Exercise task » Every entry below should be transcribed exactly; pictures stay out of the copy.

Data listing »
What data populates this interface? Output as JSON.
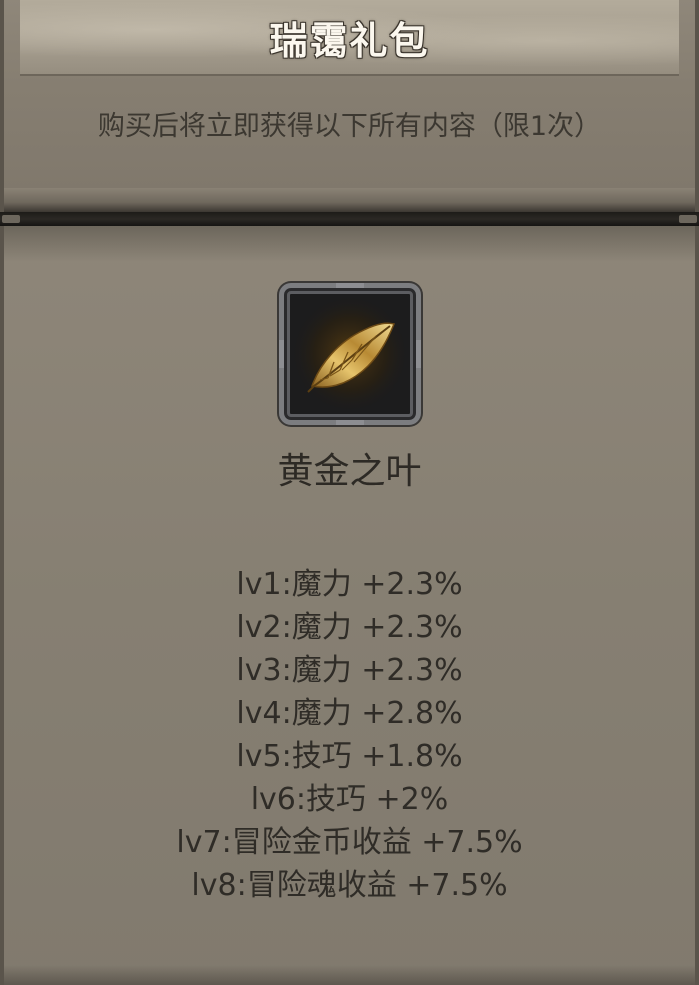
{
  "header": {
    "title": "瑞霭礼包",
    "subtitle": "购买后将立即获得以下所有内容（限1次）"
  },
  "item": {
    "icon": "golden-leaf-icon",
    "name": "黄金之叶"
  },
  "stats": [
    "lv1:魔力 +2.3%",
    "lv2:魔力 +2.3%",
    "lv3:魔力 +2.3%",
    "lv4:魔力 +2.8%",
    "lv5:技巧 +1.8%",
    "lv6:技巧 +2%",
    "lv7:冒险金币收益 +7.5%",
    "lv8:冒险魂收益 +7.5%"
  ],
  "colors": {
    "panel": "#867f72",
    "title_text": "#fbf7ee",
    "body_text": "#2f2c27",
    "leaf_gold": "#d4a640"
  }
}
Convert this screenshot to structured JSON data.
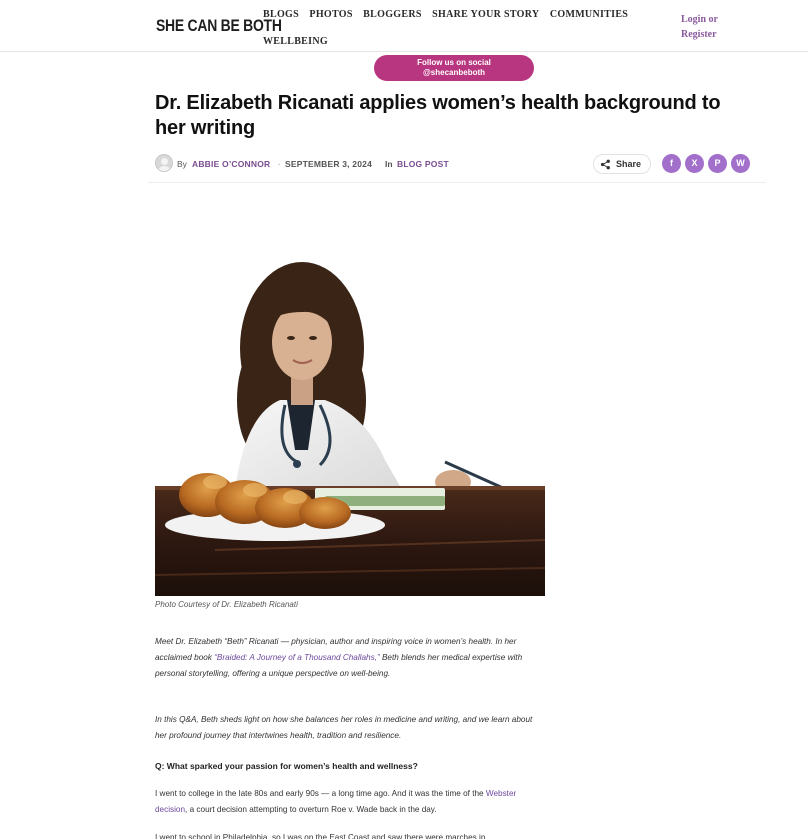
{
  "site": {
    "logo": "SHE CAN BE BOTH",
    "nav": [
      "BLOGS",
      "PHOTOS",
      "BLOGGERS",
      "SHARE YOUR STORY",
      "COMMUNITIES",
      "WELLBEING"
    ],
    "login_line1": "Login or",
    "login_line2": "Register"
  },
  "follow": {
    "line1": "Follow us on social",
    "line2": "@shecanbeboth",
    "color": "#b8357f"
  },
  "article": {
    "title": "Dr. Elizabeth Ricanati applies women’s health background to her writing",
    "by": "By",
    "author": "ABBIE O’CONNOR",
    "date": "SEPTEMBER 3, 2024",
    "in": "In",
    "category": "BLOG POST",
    "share_label": "Share",
    "social_icons": [
      "facebook-icon",
      "x-icon",
      "pinterest-icon",
      "whatsapp-icon"
    ],
    "social_glyphs": [
      "f",
      "X",
      "P",
      "W"
    ],
    "photo_caption": "Photo Courtesy of Dr. Elizabeth Ricanati",
    "p1_a": "Meet Dr. Elizabeth “Beth” Ricanati — physician, author and inspiring voice in women’s health. In her acclaimed book ",
    "p1_link": "“Braided: A Journey of a Thousand Challahs,”",
    "p1_b": " Beth blends her medical expertise with personal storytelling, offering a unique perspective on well-being.",
    "p2": "In this Q&A, Beth sheds light on how she balances her roles in medicine and writing, and we learn about her profound journey that intertwines health, tradition and resilience.",
    "q1": "Q: What sparked your passion for women’s health and wellness?",
    "p4_a": "I went to college in the late 80s and early 90s — a long time ago. And it was the time of the ",
    "p4_link": "Webster decision",
    "p4_b": ", a court decision attempting to overturn Roe v. Wade back in the day.",
    "p5": "I went to school in Philadelphia, so I was on the East Coast and saw there were marches in"
  },
  "colors": {
    "accent_purple": "#a26fcb",
    "link_purple": "#6d4a9e"
  }
}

Full answer »
What data populates this interface? Output as JSON.
{
  "header": {
    "title": "瑞霭礼包",
    "subtitle": "购买后将立即获得以下所有内容（限1次）"
  },
  "item": {
    "icon": "golden-leaf-icon",
    "name": "黄金之叶"
  },
  "stats": [
    "lv1:魔力 +2.3%",
    "lv2:魔力 +2.3%",
    "lv3:魔力 +2.3%",
    "lv4:魔力 +2.8%",
    "lv5:技巧 +1.8%",
    "lv6:技巧 +2%",
    "lv7:冒险金币收益 +7.5%",
    "lv8:冒险魂收益 +7.5%"
  ],
  "colors": {
    "panel": "#867f72",
    "title_text": "#fbf7ee",
    "body_text": "#2f2c27",
    "leaf_gold": "#d4a640"
  }
}
Convert this screenshot to structured JSON data.
{
  "site": {
    "logo": "SHE CAN BE BOTH",
    "nav": [
      "BLOGS",
      "PHOTOS",
      "BLOGGERS",
      "SHARE YOUR STORY",
      "COMMUNITIES",
      "WELLBEING"
    ],
    "login_line1": "Login or",
    "login_line2": "Register"
  },
  "follow": {
    "line1": "Follow us on social",
    "line2": "@shecanbeboth",
    "color": "#b8357f"
  },
  "article": {
    "title": "Dr. Elizabeth Ricanati applies women’s health background to her writing",
    "by": "By",
    "author": "ABBIE O’CONNOR",
    "date": "SEPTEMBER 3, 2024",
    "in": "In",
    "category": "BLOG POST",
    "share_label": "Share",
    "social_icons": [
      "facebook-icon",
      "x-icon",
      "pinterest-icon",
      "whatsapp-icon"
    ],
    "social_glyphs": [
      "f",
      "X",
      "P",
      "W"
    ],
    "photo_caption": "Photo Courtesy of Dr. Elizabeth Ricanati",
    "p1_a": "Meet Dr. Elizabeth “Beth” Ricanati — physician, author and inspiring voice in women’s health. In her acclaimed book ",
    "p1_link": "“Braided: A Journey of a Thousand Challahs,”",
    "p1_b": " Beth blends her medical expertise with personal storytelling, offering a unique perspective on well-being.",
    "p2": "In this Q&A, Beth sheds light on how she balances her roles in medicine and writing, and we learn about her profound journey that intertwines health, tradition and resilience.",
    "q1": "Q: What sparked your passion for women’s health and wellness?",
    "p4_a": "I went to college in the late 80s and early 90s — a long time ago. And it was the time of the ",
    "p4_link": "Webster decision",
    "p4_b": ", a court decision attempting to overturn Roe v. Wade back in the day.",
    "p5": "I went to school in Philadelphia, so I was on the East Coast and saw there were marches in"
  },
  "colors": {
    "accent_purple": "#a26fcb",
    "link_purple": "#6d4a9e"
  }
}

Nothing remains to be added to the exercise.